BEGIN PROVIDED DATA

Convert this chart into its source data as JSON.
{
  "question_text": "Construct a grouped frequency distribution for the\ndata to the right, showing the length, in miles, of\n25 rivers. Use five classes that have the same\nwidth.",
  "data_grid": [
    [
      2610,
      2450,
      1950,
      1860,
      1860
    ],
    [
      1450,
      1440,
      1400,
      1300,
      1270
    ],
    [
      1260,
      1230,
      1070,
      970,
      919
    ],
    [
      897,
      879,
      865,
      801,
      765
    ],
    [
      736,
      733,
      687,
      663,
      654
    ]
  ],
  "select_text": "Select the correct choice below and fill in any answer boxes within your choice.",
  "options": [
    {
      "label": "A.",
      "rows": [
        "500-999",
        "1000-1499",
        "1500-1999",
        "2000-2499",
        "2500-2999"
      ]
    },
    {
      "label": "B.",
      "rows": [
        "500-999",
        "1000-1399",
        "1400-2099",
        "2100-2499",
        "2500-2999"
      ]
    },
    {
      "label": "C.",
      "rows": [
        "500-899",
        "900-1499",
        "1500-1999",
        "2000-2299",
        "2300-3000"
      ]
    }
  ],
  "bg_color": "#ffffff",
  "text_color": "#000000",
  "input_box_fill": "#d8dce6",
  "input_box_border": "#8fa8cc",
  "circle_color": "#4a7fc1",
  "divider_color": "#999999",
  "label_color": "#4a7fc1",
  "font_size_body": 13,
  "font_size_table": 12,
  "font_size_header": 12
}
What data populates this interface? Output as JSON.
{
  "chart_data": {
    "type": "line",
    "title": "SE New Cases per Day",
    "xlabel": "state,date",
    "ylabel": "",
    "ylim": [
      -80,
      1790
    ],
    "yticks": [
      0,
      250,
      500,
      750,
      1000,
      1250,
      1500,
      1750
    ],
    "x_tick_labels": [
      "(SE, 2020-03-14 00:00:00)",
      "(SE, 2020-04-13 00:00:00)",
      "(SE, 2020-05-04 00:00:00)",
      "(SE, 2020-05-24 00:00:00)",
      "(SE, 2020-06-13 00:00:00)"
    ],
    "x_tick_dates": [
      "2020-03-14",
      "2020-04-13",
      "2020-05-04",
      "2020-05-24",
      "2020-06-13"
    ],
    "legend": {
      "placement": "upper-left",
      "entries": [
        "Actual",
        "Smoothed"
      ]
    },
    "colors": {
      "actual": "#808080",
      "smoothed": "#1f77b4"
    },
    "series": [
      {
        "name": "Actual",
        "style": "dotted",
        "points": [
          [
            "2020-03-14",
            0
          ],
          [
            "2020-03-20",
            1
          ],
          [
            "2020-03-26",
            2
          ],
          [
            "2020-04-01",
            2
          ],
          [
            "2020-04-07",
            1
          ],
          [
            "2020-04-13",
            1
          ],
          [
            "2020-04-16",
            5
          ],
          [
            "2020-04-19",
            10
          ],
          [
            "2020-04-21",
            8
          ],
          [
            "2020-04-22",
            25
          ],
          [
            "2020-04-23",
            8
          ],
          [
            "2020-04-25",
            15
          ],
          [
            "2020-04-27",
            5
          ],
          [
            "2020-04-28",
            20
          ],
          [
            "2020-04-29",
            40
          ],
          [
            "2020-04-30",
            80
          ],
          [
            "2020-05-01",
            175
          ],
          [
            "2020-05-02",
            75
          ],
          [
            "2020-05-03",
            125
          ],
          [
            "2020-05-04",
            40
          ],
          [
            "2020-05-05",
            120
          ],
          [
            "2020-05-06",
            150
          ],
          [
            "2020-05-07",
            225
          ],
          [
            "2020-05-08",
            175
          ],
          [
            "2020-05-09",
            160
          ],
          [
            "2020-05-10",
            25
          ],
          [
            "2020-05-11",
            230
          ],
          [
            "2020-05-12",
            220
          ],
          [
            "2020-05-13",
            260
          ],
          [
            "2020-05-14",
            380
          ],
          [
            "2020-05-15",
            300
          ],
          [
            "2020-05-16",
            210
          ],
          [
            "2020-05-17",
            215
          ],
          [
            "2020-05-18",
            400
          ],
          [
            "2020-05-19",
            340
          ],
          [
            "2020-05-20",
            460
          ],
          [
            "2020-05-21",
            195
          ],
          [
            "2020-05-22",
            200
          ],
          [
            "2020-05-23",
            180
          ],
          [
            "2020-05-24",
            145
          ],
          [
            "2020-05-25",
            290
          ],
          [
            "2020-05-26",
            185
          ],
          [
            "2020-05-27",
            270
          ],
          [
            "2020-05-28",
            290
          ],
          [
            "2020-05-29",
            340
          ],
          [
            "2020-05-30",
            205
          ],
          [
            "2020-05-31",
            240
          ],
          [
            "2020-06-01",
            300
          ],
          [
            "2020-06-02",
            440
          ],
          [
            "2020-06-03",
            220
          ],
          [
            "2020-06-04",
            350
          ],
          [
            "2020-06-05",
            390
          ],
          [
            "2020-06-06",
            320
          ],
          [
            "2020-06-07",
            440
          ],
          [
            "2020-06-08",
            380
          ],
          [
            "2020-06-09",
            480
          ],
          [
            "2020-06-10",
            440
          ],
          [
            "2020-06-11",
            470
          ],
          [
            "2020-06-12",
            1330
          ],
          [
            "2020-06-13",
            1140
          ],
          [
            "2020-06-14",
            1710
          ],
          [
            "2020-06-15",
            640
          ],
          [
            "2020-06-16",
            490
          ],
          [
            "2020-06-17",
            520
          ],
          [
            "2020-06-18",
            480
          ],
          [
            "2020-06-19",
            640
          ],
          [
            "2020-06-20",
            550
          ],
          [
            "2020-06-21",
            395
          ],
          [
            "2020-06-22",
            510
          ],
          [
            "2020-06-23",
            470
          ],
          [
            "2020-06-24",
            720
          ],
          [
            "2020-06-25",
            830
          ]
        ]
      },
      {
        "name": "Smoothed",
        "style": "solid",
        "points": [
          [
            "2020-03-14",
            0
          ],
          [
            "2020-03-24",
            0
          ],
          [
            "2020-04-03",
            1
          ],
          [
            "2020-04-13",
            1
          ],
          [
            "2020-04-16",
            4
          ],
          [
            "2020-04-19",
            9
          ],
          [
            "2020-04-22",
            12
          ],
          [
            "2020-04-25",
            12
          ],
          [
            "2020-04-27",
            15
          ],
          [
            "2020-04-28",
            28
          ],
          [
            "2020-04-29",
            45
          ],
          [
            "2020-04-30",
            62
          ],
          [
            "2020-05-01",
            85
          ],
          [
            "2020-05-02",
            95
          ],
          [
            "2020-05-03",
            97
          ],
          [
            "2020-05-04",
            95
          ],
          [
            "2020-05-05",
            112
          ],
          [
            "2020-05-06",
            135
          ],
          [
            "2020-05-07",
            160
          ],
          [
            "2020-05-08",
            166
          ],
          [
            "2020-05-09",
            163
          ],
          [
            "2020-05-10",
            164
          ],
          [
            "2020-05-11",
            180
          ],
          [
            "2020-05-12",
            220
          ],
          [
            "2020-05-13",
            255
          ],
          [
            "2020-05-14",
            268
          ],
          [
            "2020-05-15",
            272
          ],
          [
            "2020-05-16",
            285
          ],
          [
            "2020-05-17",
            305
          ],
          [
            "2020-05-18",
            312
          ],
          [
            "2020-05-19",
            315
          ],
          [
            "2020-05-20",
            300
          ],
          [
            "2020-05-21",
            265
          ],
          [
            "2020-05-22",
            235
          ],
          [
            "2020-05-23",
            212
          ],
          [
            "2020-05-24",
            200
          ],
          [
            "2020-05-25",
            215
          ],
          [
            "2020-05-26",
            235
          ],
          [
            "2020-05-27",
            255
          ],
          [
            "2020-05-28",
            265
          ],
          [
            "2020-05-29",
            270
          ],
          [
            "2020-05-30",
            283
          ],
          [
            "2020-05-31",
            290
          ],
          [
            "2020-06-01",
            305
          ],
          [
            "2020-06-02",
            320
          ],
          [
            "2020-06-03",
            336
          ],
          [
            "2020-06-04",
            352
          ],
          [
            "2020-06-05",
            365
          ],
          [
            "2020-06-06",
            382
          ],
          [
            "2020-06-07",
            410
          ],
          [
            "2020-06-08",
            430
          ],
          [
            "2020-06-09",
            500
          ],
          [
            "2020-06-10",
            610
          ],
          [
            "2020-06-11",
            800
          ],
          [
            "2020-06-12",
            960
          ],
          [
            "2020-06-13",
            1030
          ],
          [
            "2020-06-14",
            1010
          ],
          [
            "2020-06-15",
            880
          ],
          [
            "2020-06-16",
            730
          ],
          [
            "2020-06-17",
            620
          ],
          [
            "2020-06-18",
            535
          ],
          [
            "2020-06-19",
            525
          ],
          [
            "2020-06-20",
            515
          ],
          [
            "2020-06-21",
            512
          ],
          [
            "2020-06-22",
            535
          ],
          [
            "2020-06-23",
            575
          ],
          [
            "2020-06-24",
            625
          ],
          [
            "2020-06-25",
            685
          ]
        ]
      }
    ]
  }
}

END PROVIDED DATA

-- TASK --
A line counts if it holds the word "this". Work out how many lines in the listing count, and give only that number.

-- SOLVED EXERCISE --
2